[START OF MATERIAL]

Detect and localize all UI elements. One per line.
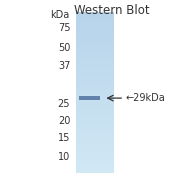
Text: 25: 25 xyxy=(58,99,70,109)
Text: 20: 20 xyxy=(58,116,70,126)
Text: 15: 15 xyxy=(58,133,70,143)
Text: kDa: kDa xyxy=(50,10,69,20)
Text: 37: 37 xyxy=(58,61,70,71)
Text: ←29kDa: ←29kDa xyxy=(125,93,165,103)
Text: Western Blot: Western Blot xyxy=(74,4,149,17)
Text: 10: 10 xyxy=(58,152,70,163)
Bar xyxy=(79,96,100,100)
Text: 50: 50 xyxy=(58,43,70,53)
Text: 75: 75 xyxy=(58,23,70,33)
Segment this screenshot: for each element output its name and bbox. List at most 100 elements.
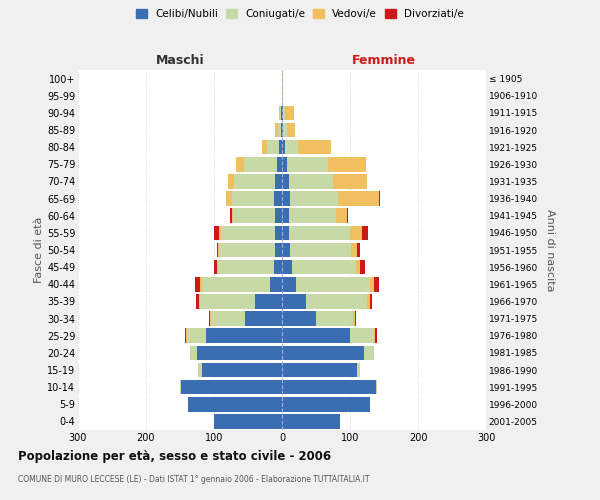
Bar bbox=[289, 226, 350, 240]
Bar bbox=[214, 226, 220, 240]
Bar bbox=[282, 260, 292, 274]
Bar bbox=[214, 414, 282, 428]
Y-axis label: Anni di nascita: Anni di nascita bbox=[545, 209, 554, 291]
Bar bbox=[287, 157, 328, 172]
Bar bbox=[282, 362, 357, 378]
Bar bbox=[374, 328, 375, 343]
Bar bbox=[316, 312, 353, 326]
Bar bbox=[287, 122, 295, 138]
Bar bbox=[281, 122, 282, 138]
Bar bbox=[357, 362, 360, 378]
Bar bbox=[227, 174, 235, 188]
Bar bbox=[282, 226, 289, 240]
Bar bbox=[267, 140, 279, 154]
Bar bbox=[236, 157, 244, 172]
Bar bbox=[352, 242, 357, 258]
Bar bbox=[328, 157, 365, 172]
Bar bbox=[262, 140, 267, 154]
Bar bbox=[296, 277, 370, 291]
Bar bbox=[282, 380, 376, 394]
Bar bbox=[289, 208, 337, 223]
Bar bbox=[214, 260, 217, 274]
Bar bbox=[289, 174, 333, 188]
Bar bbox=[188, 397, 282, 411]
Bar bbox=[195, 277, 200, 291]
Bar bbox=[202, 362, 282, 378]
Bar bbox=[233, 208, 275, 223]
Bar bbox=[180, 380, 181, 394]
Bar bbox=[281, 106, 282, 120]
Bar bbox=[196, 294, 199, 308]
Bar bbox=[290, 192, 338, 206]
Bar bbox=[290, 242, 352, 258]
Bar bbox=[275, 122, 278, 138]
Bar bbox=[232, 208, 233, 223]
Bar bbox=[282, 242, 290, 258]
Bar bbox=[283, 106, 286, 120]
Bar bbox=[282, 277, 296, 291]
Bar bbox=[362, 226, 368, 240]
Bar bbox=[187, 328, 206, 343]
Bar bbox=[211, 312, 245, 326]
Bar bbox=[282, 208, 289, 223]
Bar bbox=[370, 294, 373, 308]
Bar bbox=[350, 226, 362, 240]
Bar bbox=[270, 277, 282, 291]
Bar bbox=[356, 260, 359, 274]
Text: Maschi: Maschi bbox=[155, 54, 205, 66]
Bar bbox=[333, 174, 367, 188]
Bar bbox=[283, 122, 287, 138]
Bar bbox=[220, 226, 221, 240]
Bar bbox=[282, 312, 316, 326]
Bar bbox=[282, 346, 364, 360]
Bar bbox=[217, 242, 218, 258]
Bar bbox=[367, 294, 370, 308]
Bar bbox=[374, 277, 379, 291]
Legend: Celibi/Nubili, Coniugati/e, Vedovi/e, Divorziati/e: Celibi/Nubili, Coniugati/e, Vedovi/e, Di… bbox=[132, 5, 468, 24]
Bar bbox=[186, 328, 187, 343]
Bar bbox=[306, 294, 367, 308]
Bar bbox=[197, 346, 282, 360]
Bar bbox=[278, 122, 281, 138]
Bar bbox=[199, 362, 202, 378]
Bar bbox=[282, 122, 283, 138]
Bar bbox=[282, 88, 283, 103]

[END OF MATERIAL]

PROBLEM STATEMENT
Reproduce the records from the line containing "Bar bbox=[289, 226, 350, 240]" through the line containing "Bar bbox=[227, 174, 235, 188]", changing "Y-axis label" to "Vertical axis title" and leaving everything else unchanged.

FINAL RESULT
Bar bbox=[289, 226, 350, 240]
Bar bbox=[214, 226, 220, 240]
Bar bbox=[282, 260, 292, 274]
Bar bbox=[214, 414, 282, 428]
Vertical axis title: Anni di nascita: Anni di nascita bbox=[545, 209, 554, 291]
Bar bbox=[287, 157, 328, 172]
Bar bbox=[282, 362, 357, 378]
Bar bbox=[374, 328, 375, 343]
Bar bbox=[316, 312, 353, 326]
Bar bbox=[287, 122, 295, 138]
Bar bbox=[281, 122, 282, 138]
Bar bbox=[357, 362, 360, 378]
Bar bbox=[227, 174, 235, 188]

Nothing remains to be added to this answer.